### Task details:
Select lines where the word "Spacecraft" appears.
☆ ☆ ☆ ☆ ☆ ☆ ☆
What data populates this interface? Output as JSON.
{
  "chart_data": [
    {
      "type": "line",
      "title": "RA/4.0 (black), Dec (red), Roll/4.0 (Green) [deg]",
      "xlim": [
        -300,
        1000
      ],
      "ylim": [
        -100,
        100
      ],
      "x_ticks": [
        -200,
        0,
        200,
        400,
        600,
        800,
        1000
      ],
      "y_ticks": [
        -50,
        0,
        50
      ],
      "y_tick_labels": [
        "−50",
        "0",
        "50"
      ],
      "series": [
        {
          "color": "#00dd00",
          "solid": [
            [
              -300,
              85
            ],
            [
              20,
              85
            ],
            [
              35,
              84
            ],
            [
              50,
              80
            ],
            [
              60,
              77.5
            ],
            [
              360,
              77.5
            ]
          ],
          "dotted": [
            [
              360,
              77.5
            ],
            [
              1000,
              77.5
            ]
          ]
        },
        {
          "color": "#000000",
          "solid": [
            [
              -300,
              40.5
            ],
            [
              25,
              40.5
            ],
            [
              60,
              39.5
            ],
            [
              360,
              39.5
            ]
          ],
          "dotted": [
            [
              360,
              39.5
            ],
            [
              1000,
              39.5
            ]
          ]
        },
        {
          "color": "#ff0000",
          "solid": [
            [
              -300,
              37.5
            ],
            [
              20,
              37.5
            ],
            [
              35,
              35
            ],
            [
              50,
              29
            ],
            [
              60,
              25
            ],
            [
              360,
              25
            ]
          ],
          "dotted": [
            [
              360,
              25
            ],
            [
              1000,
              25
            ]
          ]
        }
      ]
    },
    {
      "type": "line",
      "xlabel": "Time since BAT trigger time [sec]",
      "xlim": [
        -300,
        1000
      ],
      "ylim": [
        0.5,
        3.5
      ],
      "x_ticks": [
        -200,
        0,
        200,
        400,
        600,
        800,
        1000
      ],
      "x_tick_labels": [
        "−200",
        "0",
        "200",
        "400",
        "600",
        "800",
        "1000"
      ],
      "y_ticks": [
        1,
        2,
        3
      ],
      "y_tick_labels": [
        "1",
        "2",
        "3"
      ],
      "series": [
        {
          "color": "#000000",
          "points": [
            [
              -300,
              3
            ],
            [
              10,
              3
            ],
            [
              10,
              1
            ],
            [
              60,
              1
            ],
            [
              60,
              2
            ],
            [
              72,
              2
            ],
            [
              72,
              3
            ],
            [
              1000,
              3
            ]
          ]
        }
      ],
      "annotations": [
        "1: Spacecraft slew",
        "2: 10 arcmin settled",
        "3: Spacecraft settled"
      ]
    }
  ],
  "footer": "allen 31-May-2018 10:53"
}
☆ ☆ ☆ ☆ ☆ ☆ ☆
### Full output:
        "1: Spacecraft slew",
        "3: Spacecraft settled"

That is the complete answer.